GIVEN EXERCISE
Give the entries back exactly, dropping each image.
___
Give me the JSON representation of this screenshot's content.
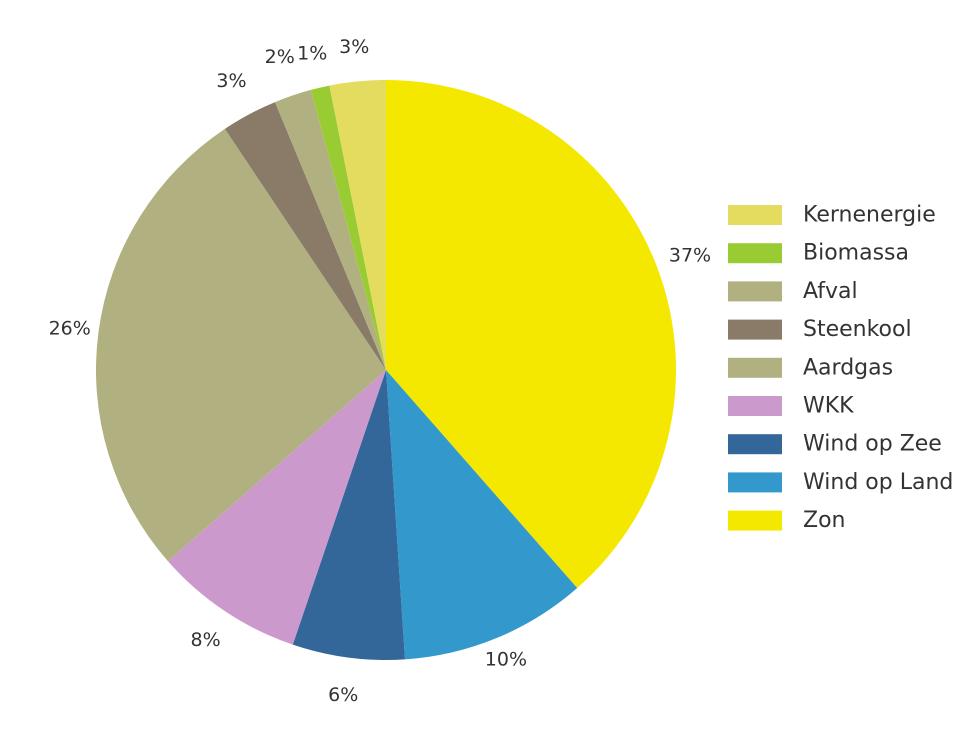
{
  "chart_data": {
    "type": "pie",
    "slices": [
      {
        "name": "Zon",
        "value": 37,
        "label": "37%",
        "color": "#f5e800"
      },
      {
        "name": "Wind op Land",
        "value": 10,
        "label": "10%",
        "color": "#3399cc"
      },
      {
        "name": "Wind op Zee",
        "value": 6,
        "label": "6%",
        "color": "#336699"
      },
      {
        "name": "WKK",
        "value": 8,
        "label": "8%",
        "color": "#cc99cc"
      },
      {
        "name": "Aardgas",
        "value": 26,
        "label": "26%",
        "color": "#b1b080"
      },
      {
        "name": "Steenkool",
        "value": 3,
        "label": "3%",
        "color": "#8a7b69"
      },
      {
        "name": "Afval",
        "value": 2,
        "label": "2%",
        "color": "#b1b080"
      },
      {
        "name": "Biomassa",
        "value": 1,
        "label": "1%",
        "color": "#99cc33"
      },
      {
        "name": "Kernenergie",
        "value": 3,
        "label": "3%",
        "color": "#e3dc5f"
      }
    ],
    "legend": {
      "placement": "right",
      "order": [
        "Kernenergie",
        "Biomassa",
        "Afval",
        "Steenkool",
        "Aardgas",
        "WKK",
        "Wind op Zee",
        "Wind op Land",
        "Zon"
      ]
    }
  }
}
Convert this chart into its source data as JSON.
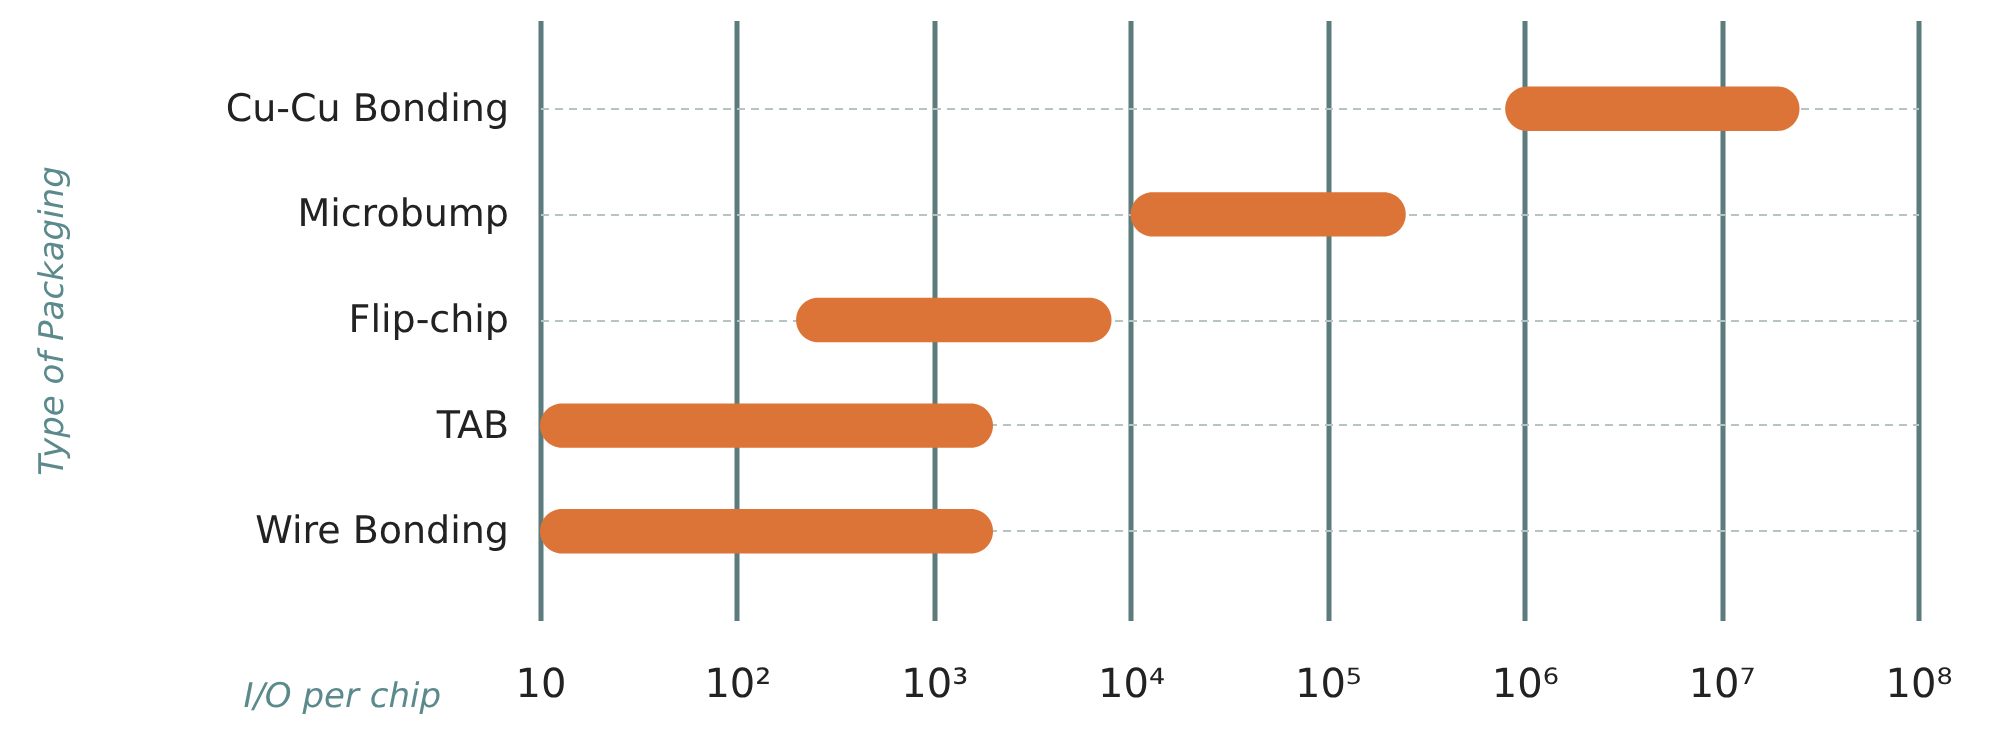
{
  "chart_data": {
    "type": "bar",
    "orientation": "horizontal",
    "log": "x",
    "xlabel": "I/O per chip",
    "ylabel": "Type of Packaging",
    "categories": [
      "Cu-Cu Bonding",
      "Microbump",
      "Flip-chip",
      "TAB",
      "Wire Bonding"
    ],
    "base": [
      800000,
      10000,
      200,
      10,
      10
    ],
    "values": [
      24200000,
      240000,
      7800,
      1990,
      1990
    ],
    "color": "#db7436",
    "xlim": [
      10,
      100000000
    ],
    "xticks": [
      10,
      {
        "value": 100,
        "label": "10²"
      },
      {
        "value": 1000,
        "label": "10³"
      },
      {
        "value": 10000,
        "label": "10⁴"
      },
      {
        "value": 100000,
        "label": "10⁵"
      },
      {
        "value": 1000000,
        "label": "10⁶"
      },
      {
        "value": 10000000,
        "label": "10⁷"
      },
      {
        "value": 100000000,
        "label": "10⁸"
      }
    ],
    "grid": true
  }
}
___
ANSWER IN FULL
Give me the JSON representation of this screenshot's content.
{
  "chart_data": {
    "type": "pie",
    "slices": [
      {
        "name": "Zon",
        "value": 37,
        "label": "37%",
        "color": "#f5e800"
      },
      {
        "name": "Wind op Land",
        "value": 10,
        "label": "10%",
        "color": "#3399cc"
      },
      {
        "name": "Wind op Zee",
        "value": 6,
        "label": "6%",
        "color": "#336699"
      },
      {
        "name": "WKK",
        "value": 8,
        "label": "8%",
        "color": "#cc99cc"
      },
      {
        "name": "Aardgas",
        "value": 26,
        "label": "26%",
        "color": "#b1b080"
      },
      {
        "name": "Steenkool",
        "value": 3,
        "label": "3%",
        "color": "#8a7b69"
      },
      {
        "name": "Afval",
        "value": 2,
        "label": "2%",
        "color": "#b1b080"
      },
      {
        "name": "Biomassa",
        "value": 1,
        "label": "1%",
        "color": "#99cc33"
      },
      {
        "name": "Kernenergie",
        "value": 3,
        "label": "3%",
        "color": "#e3dc5f"
      }
    ],
    "legend": {
      "placement": "right",
      "order": [
        "Kernenergie",
        "Biomassa",
        "Afval",
        "Steenkool",
        "Aardgas",
        "WKK",
        "Wind op Zee",
        "Wind op Land",
        "Zon"
      ]
    }
  }
}
Convert this chart into its source data as JSON.
{
  "chart_data": {
    "type": "bar",
    "orientation": "horizontal",
    "log": "x",
    "xlabel": "I/O per chip",
    "ylabel": "Type of Packaging",
    "categories": [
      "Cu-Cu Bonding",
      "Microbump",
      "Flip-chip",
      "TAB",
      "Wire Bonding"
    ],
    "base": [
      800000,
      10000,
      200,
      10,
      10
    ],
    "values": [
      24200000,
      240000,
      7800,
      1990,
      1990
    ],
    "color": "#db7436",
    "xlim": [
      10,
      100000000
    ],
    "xticks": [
      10,
      {
        "value": 100,
        "label": "10²"
      },
      {
        "value": 1000,
        "label": "10³"
      },
      {
        "value": 10000,
        "label": "10⁴"
      },
      {
        "value": 100000,
        "label": "10⁵"
      },
      {
        "value": 1000000,
        "label": "10⁶"
      },
      {
        "value": 10000000,
        "label": "10⁷"
      },
      {
        "value": 100000000,
        "label": "10⁸"
      }
    ],
    "grid": true
  }
}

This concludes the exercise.